== Exercise brief ==
Report, as a bare number, how many lines of the material below contain the word "ESIK".

== Items ==

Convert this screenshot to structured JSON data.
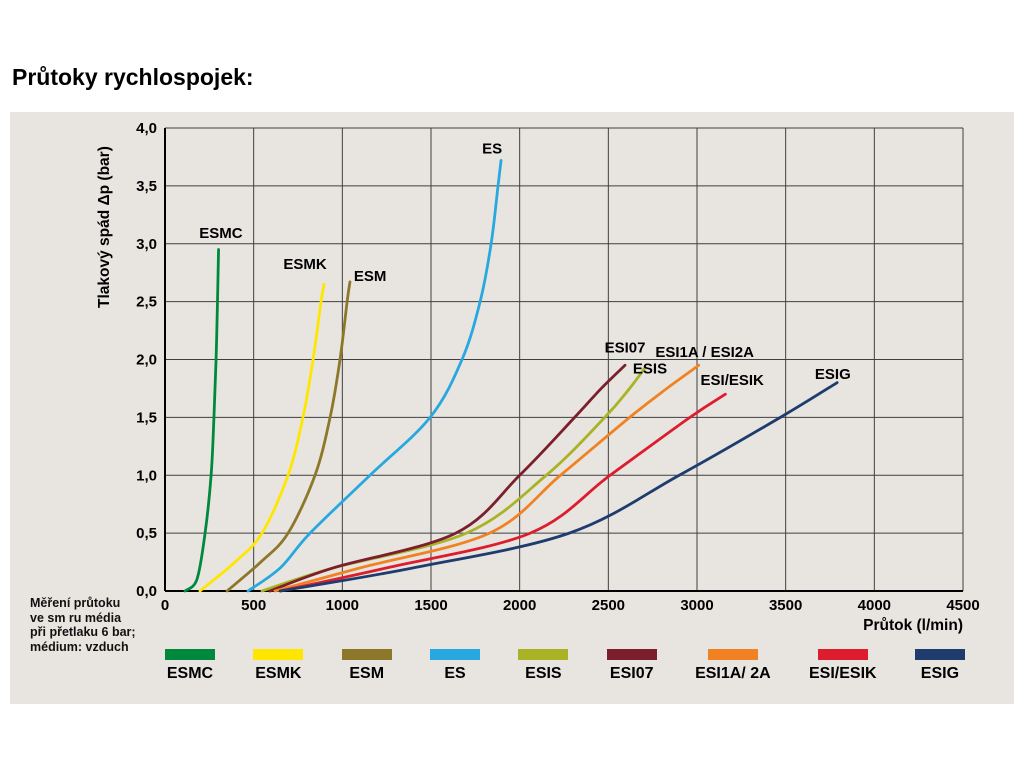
{
  "page": {
    "title": "Průtoky rychlospojek:"
  },
  "chart_data": {
    "type": "line",
    "title": "Průtoky rychlospojek:",
    "xlabel": "Průtok (l/min)",
    "ylabel": "Tlakový spád Δp (bar)",
    "xlim": [
      0,
      4500
    ],
    "ylim": [
      0,
      4
    ],
    "grid": true,
    "grid_color": "#3f3f3f",
    "panel_bg": "#e8e5e1",
    "legend_position": "bottom",
    "x_ticks": [
      0,
      500,
      1000,
      1500,
      2000,
      2500,
      3000,
      3500,
      4000,
      4500
    ],
    "x_tick_labels": [
      "0",
      "500",
      "1000",
      "1500",
      "2000",
      "2500",
      "3000",
      "3500",
      "4000",
      "4500"
    ],
    "y_ticks": [
      0,
      0.5,
      1,
      1.5,
      2,
      2.5,
      3,
      3.5,
      4
    ],
    "y_tick_labels": [
      "0,0",
      "0,5",
      "1,0",
      "1,5",
      "2,0",
      "2,5",
      "3,0",
      "3,5",
      "4,0"
    ],
    "note_lines": [
      "Měření průtoku",
      "ve sm ru média",
      "při přetlaku 6 bar;",
      "médium: vzduch"
    ],
    "series": [
      {
        "name": "ESMC",
        "color": "#00893d",
        "points": [
          [
            113,
            0
          ],
          [
            180,
            0.1
          ],
          [
            226,
            0.5
          ],
          [
            260,
            1.0
          ],
          [
            276,
            1.5
          ],
          [
            288,
            2.0
          ],
          [
            296,
            2.5
          ],
          [
            302,
            2.95
          ]
        ],
        "label": {
          "text": "ESMC",
          "x": 315,
          "y": 3.05,
          "anchor": "middle"
        }
      },
      {
        "name": "ESMK",
        "color": "#ffe600",
        "points": [
          [
            197,
            0
          ],
          [
            395,
            0.25
          ],
          [
            547,
            0.5
          ],
          [
            694,
            1.0
          ],
          [
            778,
            1.5
          ],
          [
            835,
            2.0
          ],
          [
            880,
            2.5
          ],
          [
            897,
            2.65
          ]
        ],
        "label": {
          "text": "ESMK",
          "x": 790,
          "y": 2.78,
          "anchor": "middle"
        }
      },
      {
        "name": "ESM",
        "color": "#8d7829",
        "points": [
          [
            350,
            0
          ],
          [
            540,
            0.25
          ],
          [
            694,
            0.5
          ],
          [
            846,
            1.0
          ],
          [
            931,
            1.5
          ],
          [
            987,
            2.0
          ],
          [
            1027,
            2.5
          ],
          [
            1043,
            2.67
          ]
        ],
        "label": {
          "text": "ESM",
          "x": 1065,
          "y": 2.68,
          "anchor": "start"
        }
      },
      {
        "name": "ES",
        "color": "#29a8e0",
        "points": [
          [
            468,
            0
          ],
          [
            650,
            0.2
          ],
          [
            818,
            0.5
          ],
          [
            1156,
            1.0
          ],
          [
            1495,
            1.5
          ],
          [
            1675,
            2.0
          ],
          [
            1777,
            2.5
          ],
          [
            1839,
            3.0
          ],
          [
            1878,
            3.5
          ],
          [
            1895,
            3.72
          ]
        ],
        "label": {
          "text": "ES",
          "x": 1845,
          "y": 3.78,
          "anchor": "middle"
        }
      },
      {
        "name": "ESIS",
        "color": "#a9b325",
        "points": [
          [
            547,
            0
          ],
          [
            950,
            0.2
          ],
          [
            1700,
            0.5
          ],
          [
            2150,
            1.0
          ],
          [
            2480,
            1.5
          ],
          [
            2620,
            1.75
          ],
          [
            2707,
            1.93
          ]
        ],
        "label": {
          "text": "ESIS",
          "x": 2735,
          "y": 1.88,
          "anchor": "middle"
        }
      },
      {
        "name": "ESI07",
        "color": "#7c1f2c",
        "points": [
          [
            592,
            0
          ],
          [
            950,
            0.2
          ],
          [
            1640,
            0.5
          ],
          [
            2000,
            1.0
          ],
          [
            2310,
            1.5
          ],
          [
            2460,
            1.75
          ],
          [
            2594,
            1.95
          ]
        ],
        "label": {
          "text": "ESI07",
          "x": 2594,
          "y": 2.06,
          "anchor": "middle"
        }
      },
      {
        "name": "ESI1A/ESI2A",
        "color": "#f08223",
        "points": [
          [
            620,
            0
          ],
          [
            1100,
            0.2
          ],
          [
            1830,
            0.5
          ],
          [
            2230,
            1.0
          ],
          [
            2620,
            1.5
          ],
          [
            2830,
            1.75
          ],
          [
            3010,
            1.95
          ]
        ],
        "label": {
          "text": "ESI1A / ESI2A",
          "x": 2765,
          "y": 2.02,
          "anchor": "start"
        }
      },
      {
        "name": "ESI/ESIK",
        "color": "#dd1c2e",
        "points": [
          [
            650,
            0
          ],
          [
            1250,
            0.2
          ],
          [
            2060,
            0.5
          ],
          [
            2510,
            1.0
          ],
          [
            2960,
            1.5
          ],
          [
            3160,
            1.7
          ]
        ],
        "label": {
          "text": "ESI/ESIK",
          "x": 3020,
          "y": 1.78,
          "anchor": "start"
        }
      },
      {
        "name": "ESIG",
        "color": "#1e3c6e",
        "points": [
          [
            650,
            0
          ],
          [
            1400,
            0.2
          ],
          [
            2280,
            0.5
          ],
          [
            2900,
            1.0
          ],
          [
            3470,
            1.5
          ],
          [
            3790,
            1.8
          ]
        ],
        "label": {
          "text": "ESIG",
          "x": 3665,
          "y": 1.83,
          "anchor": "start"
        }
      }
    ],
    "legend": [
      {
        "label": "ESMC",
        "color": "#00893d"
      },
      {
        "label": "ESMK",
        "color": "#ffe600"
      },
      {
        "label": "ESM",
        "color": "#8d7829"
      },
      {
        "label": "ES",
        "color": "#29a8e0"
      },
      {
        "label": "ESIS",
        "color": "#a9b325"
      },
      {
        "label": "ESI07",
        "color": "#7c1f2c"
      },
      {
        "label": "ESI1A/ 2A",
        "color": "#f08223"
      },
      {
        "label": "ESI/ESIK",
        "color": "#dd1c2e"
      },
      {
        "label": "ESIG",
        "color": "#1e3c6e"
      }
    ]
  }
}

== Finished answer ==
3